[Element location data]
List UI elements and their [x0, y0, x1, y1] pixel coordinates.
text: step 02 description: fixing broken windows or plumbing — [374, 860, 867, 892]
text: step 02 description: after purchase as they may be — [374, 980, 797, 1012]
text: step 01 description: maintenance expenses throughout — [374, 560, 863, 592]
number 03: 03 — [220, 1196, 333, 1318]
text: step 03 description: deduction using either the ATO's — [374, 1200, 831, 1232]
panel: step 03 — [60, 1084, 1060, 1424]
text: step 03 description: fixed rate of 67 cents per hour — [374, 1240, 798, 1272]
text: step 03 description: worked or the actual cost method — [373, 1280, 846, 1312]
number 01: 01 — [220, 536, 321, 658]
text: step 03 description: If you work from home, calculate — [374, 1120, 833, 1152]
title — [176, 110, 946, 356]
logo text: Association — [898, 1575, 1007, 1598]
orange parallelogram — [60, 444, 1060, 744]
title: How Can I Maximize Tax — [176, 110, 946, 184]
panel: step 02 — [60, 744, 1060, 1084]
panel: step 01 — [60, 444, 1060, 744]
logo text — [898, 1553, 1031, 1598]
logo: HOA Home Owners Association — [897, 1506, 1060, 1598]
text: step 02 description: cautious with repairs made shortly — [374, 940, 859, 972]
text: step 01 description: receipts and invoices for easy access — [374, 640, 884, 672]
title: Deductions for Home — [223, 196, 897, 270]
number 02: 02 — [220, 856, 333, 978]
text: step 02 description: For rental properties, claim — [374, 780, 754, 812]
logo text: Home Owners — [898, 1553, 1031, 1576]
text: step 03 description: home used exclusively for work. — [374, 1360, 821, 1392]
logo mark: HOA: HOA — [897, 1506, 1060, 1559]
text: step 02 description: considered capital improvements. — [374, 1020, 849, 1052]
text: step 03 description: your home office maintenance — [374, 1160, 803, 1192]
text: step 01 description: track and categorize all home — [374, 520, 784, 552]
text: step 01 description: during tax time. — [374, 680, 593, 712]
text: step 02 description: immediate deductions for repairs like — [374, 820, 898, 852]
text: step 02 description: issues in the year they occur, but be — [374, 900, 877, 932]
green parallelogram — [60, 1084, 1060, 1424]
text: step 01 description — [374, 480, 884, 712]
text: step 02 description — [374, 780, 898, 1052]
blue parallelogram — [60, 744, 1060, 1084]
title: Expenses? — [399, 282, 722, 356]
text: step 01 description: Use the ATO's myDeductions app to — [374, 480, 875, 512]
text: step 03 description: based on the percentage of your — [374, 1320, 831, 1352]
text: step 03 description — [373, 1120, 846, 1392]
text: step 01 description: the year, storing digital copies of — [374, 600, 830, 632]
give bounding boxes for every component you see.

==

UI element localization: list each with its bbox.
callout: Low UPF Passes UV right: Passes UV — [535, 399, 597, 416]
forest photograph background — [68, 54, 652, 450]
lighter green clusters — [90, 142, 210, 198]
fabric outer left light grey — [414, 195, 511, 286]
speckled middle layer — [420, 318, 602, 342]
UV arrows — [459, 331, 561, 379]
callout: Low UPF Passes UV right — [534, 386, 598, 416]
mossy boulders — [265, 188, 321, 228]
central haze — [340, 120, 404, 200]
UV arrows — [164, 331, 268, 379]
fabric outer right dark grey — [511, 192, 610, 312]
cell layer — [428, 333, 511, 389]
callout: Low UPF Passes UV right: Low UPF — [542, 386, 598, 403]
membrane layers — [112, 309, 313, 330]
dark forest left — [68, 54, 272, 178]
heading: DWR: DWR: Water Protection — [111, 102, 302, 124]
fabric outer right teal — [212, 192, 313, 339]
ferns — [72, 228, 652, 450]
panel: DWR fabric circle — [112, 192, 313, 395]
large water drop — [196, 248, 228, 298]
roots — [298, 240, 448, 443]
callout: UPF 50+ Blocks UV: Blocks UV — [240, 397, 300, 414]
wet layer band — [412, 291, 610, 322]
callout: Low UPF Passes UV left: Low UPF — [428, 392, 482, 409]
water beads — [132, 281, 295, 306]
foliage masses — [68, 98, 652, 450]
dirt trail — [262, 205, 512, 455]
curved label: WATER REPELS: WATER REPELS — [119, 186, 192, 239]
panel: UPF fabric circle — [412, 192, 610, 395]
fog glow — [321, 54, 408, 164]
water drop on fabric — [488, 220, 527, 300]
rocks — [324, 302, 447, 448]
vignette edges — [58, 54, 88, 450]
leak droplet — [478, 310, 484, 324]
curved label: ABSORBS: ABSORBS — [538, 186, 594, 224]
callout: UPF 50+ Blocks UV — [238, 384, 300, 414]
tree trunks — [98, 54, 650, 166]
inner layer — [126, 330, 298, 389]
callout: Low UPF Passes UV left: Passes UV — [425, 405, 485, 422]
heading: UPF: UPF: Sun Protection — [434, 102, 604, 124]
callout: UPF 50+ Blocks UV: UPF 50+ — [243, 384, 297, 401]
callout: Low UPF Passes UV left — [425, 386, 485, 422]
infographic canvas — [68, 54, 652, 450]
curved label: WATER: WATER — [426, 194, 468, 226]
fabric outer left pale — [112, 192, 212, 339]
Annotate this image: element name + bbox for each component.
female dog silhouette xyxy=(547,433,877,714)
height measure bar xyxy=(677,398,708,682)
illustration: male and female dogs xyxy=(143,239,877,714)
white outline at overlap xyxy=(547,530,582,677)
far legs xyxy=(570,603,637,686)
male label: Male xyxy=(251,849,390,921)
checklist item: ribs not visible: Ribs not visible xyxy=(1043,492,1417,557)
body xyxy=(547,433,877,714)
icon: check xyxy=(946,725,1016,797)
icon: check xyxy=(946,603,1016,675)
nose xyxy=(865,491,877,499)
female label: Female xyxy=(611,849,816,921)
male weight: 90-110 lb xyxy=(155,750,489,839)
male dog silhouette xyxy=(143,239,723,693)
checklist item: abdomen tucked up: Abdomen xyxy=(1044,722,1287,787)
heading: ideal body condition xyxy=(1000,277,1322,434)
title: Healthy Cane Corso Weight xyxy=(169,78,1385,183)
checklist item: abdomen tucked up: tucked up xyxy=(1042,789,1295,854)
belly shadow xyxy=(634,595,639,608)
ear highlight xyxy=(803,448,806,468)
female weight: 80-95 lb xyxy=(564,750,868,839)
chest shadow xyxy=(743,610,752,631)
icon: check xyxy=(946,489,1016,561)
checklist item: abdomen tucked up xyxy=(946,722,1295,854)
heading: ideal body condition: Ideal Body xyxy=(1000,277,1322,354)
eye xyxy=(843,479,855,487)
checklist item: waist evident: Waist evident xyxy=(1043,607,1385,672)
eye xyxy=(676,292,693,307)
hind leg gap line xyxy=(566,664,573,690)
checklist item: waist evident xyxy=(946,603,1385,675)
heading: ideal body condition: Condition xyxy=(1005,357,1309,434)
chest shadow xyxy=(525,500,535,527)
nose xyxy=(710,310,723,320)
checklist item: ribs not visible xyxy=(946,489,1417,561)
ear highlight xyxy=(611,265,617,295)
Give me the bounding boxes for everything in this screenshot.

--

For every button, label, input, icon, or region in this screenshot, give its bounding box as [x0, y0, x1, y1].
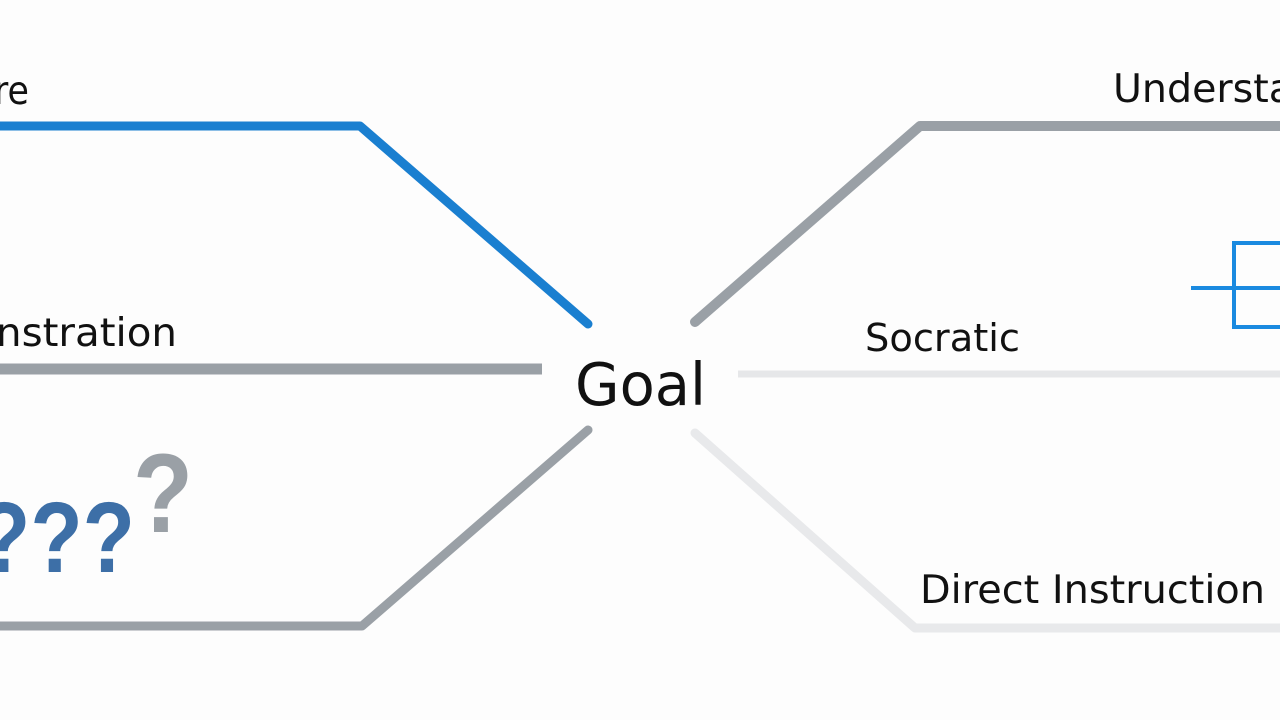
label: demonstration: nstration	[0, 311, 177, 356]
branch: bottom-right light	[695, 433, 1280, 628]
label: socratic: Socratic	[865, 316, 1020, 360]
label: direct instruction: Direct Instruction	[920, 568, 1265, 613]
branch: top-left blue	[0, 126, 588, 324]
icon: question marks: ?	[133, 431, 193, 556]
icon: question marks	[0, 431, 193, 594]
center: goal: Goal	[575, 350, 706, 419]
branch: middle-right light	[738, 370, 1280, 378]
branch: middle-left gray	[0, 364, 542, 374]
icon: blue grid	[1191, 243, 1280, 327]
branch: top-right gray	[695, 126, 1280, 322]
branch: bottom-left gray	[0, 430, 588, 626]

- **WHAT THE TASK ASKS**
Print the stretch from the line that contains "List UI elements" through the line that contains "title — [176, 110, 946, 356]", with both of those lines included, reproducing each line exactly.

- **WRITTEN ANSWER**
List UI elements and their [x0, y0, x1, y1] pixel coordinates.
text: step 02 description: fixing broken windows or plumbing — [374, 860, 867, 892]
text: step 02 description: after purchase as they may be — [374, 980, 797, 1012]
text: step 01 description: maintenance expenses throughout — [374, 560, 863, 592]
number 03: 03 — [220, 1196, 333, 1318]
text: step 03 description: deduction using either the ATO's — [374, 1200, 831, 1232]
panel: step 03 — [60, 1084, 1060, 1424]
text: step 03 description: fixed rate of 67 cents per hour — [374, 1240, 798, 1272]
text: step 03 description: worked or the actual cost method — [373, 1280, 846, 1312]
number 01: 01 — [220, 536, 321, 658]
text: step 03 description: If you work from home, calculate — [374, 1120, 833, 1152]
title — [176, 110, 946, 356]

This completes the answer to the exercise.